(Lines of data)
— Begin —

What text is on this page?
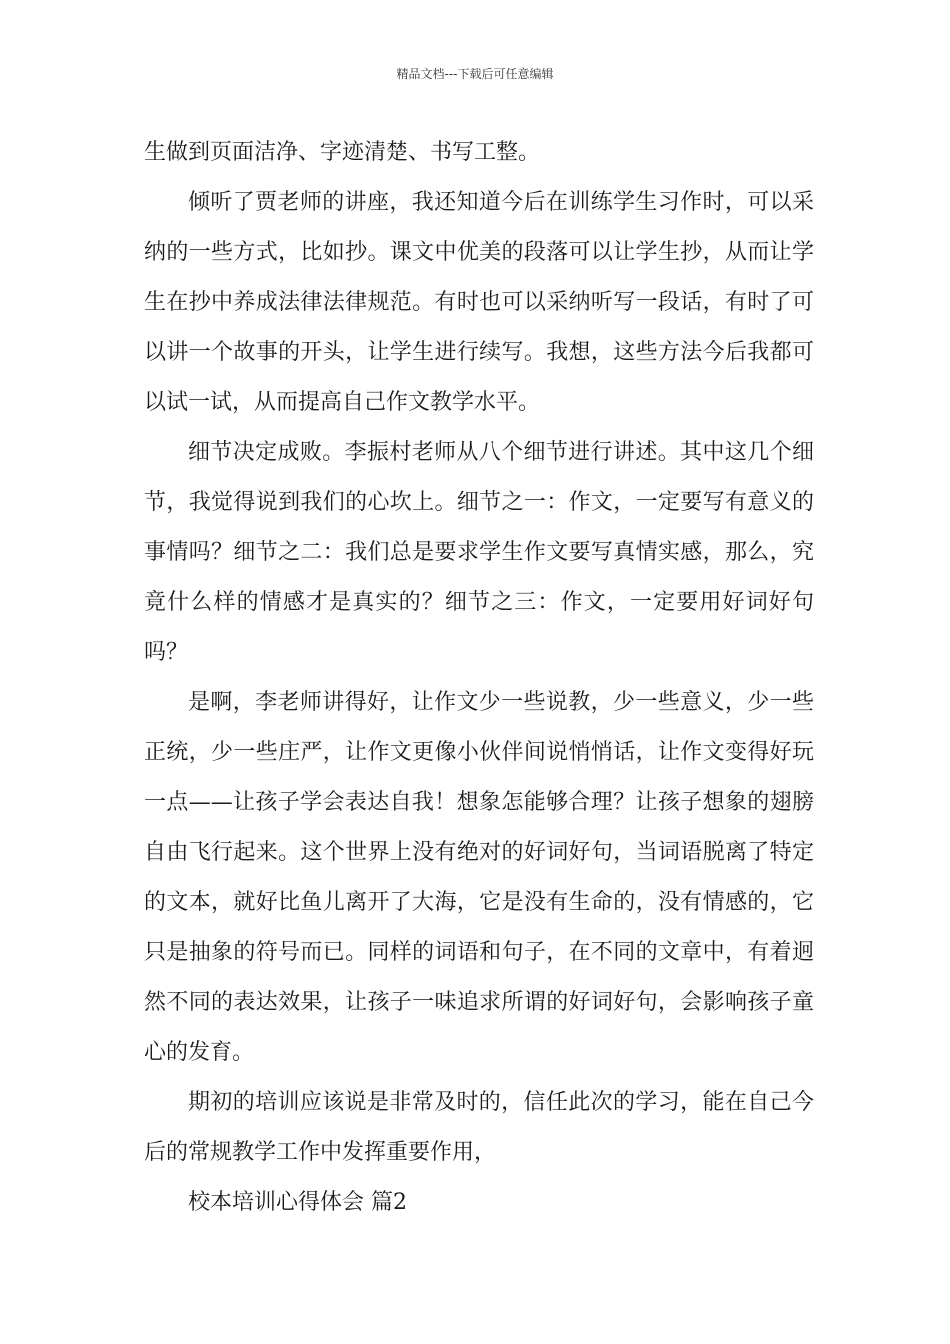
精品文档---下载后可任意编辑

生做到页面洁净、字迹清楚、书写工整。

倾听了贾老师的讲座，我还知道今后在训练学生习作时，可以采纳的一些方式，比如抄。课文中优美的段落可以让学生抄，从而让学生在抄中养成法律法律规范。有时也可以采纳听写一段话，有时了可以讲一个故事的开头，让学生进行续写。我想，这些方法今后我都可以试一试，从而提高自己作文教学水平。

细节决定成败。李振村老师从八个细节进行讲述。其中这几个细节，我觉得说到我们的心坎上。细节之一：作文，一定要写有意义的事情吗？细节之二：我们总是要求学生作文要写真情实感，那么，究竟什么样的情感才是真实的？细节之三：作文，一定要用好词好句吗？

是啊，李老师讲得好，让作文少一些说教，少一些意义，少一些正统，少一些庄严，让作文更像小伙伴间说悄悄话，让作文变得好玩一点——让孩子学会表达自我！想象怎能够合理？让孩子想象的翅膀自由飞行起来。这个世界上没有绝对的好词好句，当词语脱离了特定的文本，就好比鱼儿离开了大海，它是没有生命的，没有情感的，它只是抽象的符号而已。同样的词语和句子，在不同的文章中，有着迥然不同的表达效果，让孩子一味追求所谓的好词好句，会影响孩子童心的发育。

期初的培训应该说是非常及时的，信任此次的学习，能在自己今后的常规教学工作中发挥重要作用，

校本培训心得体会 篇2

— End —
— Begin —

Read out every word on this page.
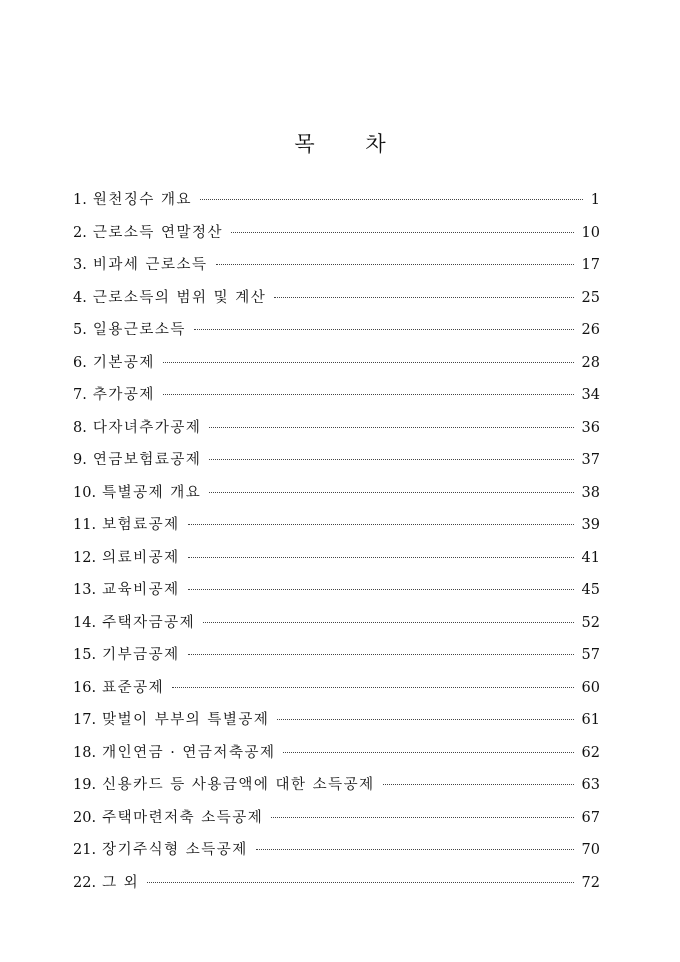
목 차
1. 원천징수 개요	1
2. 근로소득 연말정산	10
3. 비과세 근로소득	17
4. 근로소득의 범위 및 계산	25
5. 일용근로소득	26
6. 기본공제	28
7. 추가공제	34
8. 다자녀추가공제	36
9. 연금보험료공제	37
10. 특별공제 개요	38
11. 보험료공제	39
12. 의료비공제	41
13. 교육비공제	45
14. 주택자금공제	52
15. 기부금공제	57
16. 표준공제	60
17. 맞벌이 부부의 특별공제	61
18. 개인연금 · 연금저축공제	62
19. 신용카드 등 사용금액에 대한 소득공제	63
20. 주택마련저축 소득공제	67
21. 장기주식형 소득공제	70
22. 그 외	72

— End —
— Begin —

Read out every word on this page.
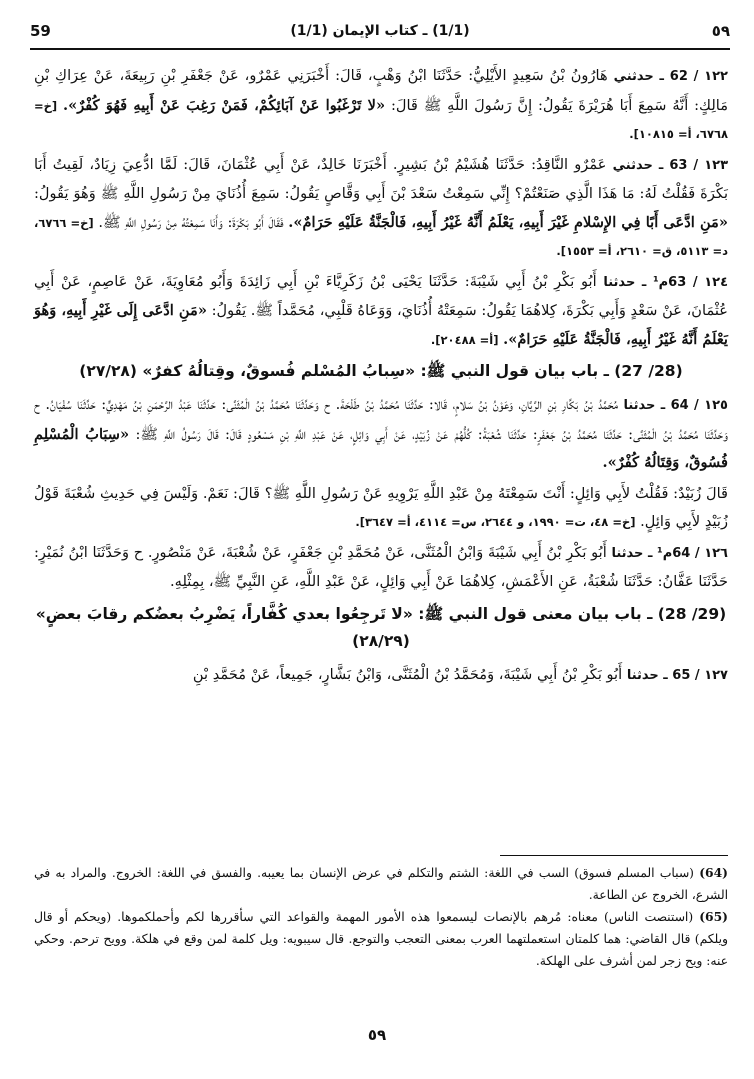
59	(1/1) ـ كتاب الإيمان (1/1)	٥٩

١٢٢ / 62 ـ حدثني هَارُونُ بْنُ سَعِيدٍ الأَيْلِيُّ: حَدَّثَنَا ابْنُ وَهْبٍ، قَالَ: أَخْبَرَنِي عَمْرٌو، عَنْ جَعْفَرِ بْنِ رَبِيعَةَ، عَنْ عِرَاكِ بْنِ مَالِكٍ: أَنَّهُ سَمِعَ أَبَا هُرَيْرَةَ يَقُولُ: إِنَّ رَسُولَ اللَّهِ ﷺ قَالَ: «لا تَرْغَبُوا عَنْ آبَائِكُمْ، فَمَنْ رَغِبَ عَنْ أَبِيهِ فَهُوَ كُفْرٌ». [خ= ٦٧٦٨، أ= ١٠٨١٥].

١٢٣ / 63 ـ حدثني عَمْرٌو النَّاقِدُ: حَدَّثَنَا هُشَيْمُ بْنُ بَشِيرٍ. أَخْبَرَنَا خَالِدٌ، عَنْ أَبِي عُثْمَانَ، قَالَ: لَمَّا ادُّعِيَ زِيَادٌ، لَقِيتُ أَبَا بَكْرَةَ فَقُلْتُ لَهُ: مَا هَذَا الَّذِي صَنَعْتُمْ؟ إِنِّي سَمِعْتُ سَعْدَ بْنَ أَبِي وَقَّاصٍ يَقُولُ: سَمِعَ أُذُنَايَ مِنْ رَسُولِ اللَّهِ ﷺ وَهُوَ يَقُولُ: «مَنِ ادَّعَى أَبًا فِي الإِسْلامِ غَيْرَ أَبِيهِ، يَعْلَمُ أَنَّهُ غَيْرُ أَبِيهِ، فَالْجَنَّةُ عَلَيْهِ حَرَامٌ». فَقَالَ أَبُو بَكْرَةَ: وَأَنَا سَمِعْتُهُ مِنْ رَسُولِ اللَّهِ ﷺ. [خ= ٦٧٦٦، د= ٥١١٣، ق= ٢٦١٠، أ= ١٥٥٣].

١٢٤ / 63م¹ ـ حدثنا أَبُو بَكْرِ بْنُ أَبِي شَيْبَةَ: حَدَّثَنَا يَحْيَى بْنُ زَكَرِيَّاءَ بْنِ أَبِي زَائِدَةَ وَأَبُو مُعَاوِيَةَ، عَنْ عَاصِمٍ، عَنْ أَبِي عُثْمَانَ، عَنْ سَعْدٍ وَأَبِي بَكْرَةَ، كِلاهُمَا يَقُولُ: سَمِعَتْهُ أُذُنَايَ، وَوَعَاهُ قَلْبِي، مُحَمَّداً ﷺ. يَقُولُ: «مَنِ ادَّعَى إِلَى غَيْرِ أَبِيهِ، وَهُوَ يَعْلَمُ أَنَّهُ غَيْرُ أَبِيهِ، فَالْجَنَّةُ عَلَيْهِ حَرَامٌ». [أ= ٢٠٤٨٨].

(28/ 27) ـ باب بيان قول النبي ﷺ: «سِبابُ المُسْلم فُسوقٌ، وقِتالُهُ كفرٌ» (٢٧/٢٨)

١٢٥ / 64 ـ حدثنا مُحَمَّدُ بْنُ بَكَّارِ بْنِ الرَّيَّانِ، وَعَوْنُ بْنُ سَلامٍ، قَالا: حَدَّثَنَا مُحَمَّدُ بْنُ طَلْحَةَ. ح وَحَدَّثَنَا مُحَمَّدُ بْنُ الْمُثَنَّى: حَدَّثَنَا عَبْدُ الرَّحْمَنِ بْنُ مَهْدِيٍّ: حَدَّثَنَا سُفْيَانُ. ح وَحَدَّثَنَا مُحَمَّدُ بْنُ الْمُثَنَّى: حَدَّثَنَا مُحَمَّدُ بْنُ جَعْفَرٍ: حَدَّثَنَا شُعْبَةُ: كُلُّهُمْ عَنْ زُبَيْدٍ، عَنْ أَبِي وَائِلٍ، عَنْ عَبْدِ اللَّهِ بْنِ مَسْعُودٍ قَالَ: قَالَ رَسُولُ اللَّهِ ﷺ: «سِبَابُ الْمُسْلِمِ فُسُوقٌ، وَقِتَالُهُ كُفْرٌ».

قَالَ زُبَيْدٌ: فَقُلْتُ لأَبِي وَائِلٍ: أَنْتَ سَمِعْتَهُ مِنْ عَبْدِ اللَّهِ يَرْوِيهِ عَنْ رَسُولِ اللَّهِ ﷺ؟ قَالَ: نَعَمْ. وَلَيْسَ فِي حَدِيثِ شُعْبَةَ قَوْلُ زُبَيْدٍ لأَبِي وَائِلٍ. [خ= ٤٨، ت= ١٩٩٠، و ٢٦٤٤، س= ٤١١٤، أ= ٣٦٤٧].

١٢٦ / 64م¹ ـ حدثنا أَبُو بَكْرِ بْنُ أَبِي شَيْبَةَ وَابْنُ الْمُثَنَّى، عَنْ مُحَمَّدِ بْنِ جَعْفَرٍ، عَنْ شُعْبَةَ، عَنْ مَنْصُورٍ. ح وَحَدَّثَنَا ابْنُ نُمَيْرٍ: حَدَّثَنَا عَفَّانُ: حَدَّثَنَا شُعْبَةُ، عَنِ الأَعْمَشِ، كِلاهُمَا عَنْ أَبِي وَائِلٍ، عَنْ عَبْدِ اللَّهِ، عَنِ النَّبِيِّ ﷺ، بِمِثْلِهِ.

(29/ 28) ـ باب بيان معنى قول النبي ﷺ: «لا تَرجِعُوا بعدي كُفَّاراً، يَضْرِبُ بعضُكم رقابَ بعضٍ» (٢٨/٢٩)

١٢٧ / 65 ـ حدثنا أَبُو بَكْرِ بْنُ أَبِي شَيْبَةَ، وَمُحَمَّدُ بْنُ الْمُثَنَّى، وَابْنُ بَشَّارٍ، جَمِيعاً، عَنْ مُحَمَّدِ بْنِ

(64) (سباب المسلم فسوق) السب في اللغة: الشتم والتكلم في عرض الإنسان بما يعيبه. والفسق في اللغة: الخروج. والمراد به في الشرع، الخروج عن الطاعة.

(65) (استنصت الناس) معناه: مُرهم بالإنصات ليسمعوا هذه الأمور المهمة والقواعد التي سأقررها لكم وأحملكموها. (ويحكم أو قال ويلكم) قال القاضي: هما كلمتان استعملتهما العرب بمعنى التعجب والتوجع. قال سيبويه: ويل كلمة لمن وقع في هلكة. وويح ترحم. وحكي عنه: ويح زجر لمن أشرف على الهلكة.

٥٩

— End —

Exercise task
Copy each line that contains the word "소득공제".

Output
19. 신용카드 등 사용금액에 대한 소득공제	63
20. 주택마련저축 소득공제	67
21. 장기주식형 소득공제	70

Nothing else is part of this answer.